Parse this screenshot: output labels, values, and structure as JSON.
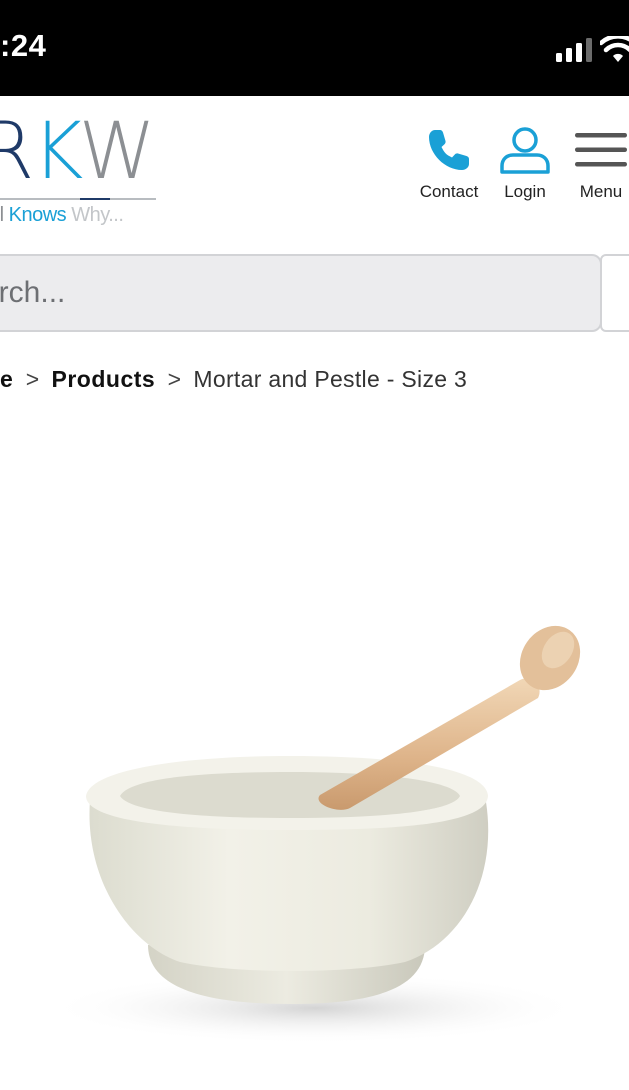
{
  "status_bar": {
    "time": ":24",
    "icons": [
      "signal-icon",
      "wifi-icon"
    ]
  },
  "header": {
    "logo": {
      "letters": [
        "R",
        "K",
        "W"
      ],
      "tagline_parts": [
        "tail ",
        "Knows",
        " Why..."
      ],
      "colors": {
        "navy": "#1f3a68",
        "cyan": "#1aa0d6",
        "grey": "#8c8f93"
      }
    },
    "nav": {
      "contact_label": "Contact",
      "login_label": "Login",
      "menu_label": "Menu"
    },
    "accent_color": "#1aa0d6"
  },
  "search": {
    "placeholder": "arch..."
  },
  "breadcrumb": {
    "home": "e",
    "separator": ">",
    "products": "Products",
    "current": "Mortar and Pestle - Size 3"
  },
  "product": {
    "image_icon": "mortar-and-pestle-image"
  }
}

**OBJECTIVE:** Copy the material shown above in full and exactly. Skip the pictures.

**OUTPUT BELOW:**
Parse this screenshot: output labels, values, and structure as JSON.
{
  "status_bar": {
    "time": ":24",
    "icons": [
      "signal-icon",
      "wifi-icon"
    ]
  },
  "header": {
    "logo": {
      "letters": [
        "R",
        "K",
        "W"
      ],
      "tagline_parts": [
        "tail ",
        "Knows",
        " Why..."
      ],
      "colors": {
        "navy": "#1f3a68",
        "cyan": "#1aa0d6",
        "grey": "#8c8f93"
      }
    },
    "nav": {
      "contact_label": "Contact",
      "login_label": "Login",
      "menu_label": "Menu"
    },
    "accent_color": "#1aa0d6"
  },
  "search": {
    "placeholder": "arch..."
  },
  "breadcrumb": {
    "home": "e",
    "separator": ">",
    "products": "Products",
    "current": "Mortar and Pestle - Size 3"
  },
  "product": {
    "image_icon": "mortar-and-pestle-image"
  }
}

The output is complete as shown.